→ To do:
Copy out each line in the material below that has the word "Paris".

□ □ □ □ □ □ □

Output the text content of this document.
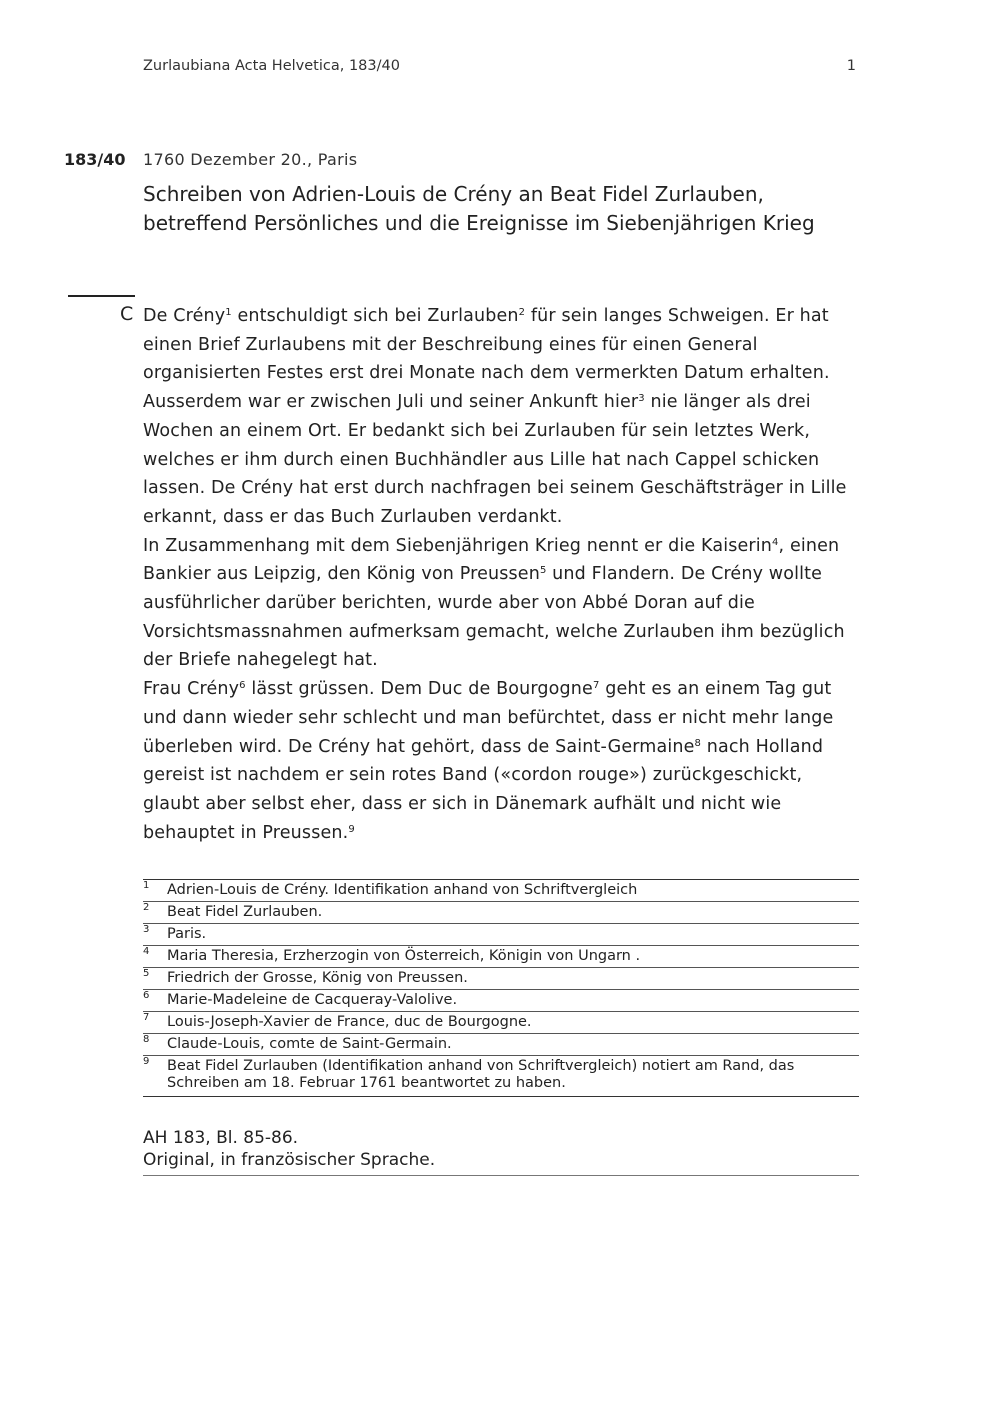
Zurlaubiana Acta Helvetica, 183/40	1
183/40 1760 Dezember 20., Paris
Schreiben von Adrien-Louis de Crény an Beat Fidel Zurlauben, betreffend Persönliches und die Ereignisse im Siebenjährigen Krieg
C De Crény$^1$ entschuldigt sich bei Zurlauben$^2$ für sein langes Schweigen. Er hat einen Brief Zurlaubens mit der Beschreibung eines für einen General organisierten Festes erst drei Monate nach dem vermerkten Datum erhalten. Ausserdem war er zwischen Juli und seiner Ankunft hier$^3$ nie länger als drei Wochen an einem Ort. Er bedankt sich bei Zurlauben für sein letztes Werk, welches er ihm durch einen Buchhändler aus Lille hat nach Cappel schicken lassen. De Crény hat erst durch nachfragen bei seinem Geschäftsträger in Lille erkannt, dass er das Buch Zurlauben verdankt.

In Zusammenhang mit dem Siebenjährigen Krieg nennt er die Kaiserin$^4$, einen Bankier aus Leipzig, den König von Preussen$^5$ und Flandern. De Crény wollte ausführlicher darüber berichten, wurde aber von Abbé Doran auf die Vorsichtsmassnahmen aufmerksam gemacht, welche Zurlauben ihm bezüglich der Briefe nahegelegt hat.

Frau Crény$^6$ lässt grüssen. Dem Duc de Bourgogne$^7$ geht es an einem Tag gut und dann wieder sehr schlecht und man befürchtet, dass er nicht mehr lange überleben wird. De Crény hat gehört, dass de Saint-Germaine$^8$ nach Holland gereist ist nachdem er sein rotes Band («cordon rouge») zurückgeschickt, glaubt aber selbst eher, dass er sich in Dänemark aufhält und nicht wie behauptet in Preussen.$^9$

1 Adrien-Louis de Crény. Identifikation anhand von Schriftvergleich
2 Beat Fidel Zurlauben.
3 Paris.
4 Maria Theresia, Erzherzogin von Österreich, Königin von Ungarn .
5 Friedrich der Grosse, König von Preussen.
6 Marie-Madeleine de Cacqueray-Valolive.
7 Louis-Joseph-Xavier de France, duc de Bourgogne.
8 Claude-Louis, comte de Saint-Germain.
9 Beat Fidel Zurlauben (Identifikation anhand von Schriftvergleich) notiert am Rand, das Schreiben am 18. Februar 1761 beantwortet zu haben.
AH 183, Bl. 85-86.
Original, in französischer Sprache.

□ □ □ □ □ □ □

→ Finished task:
183/40 1760 Dezember 20., Paris
3 Paris.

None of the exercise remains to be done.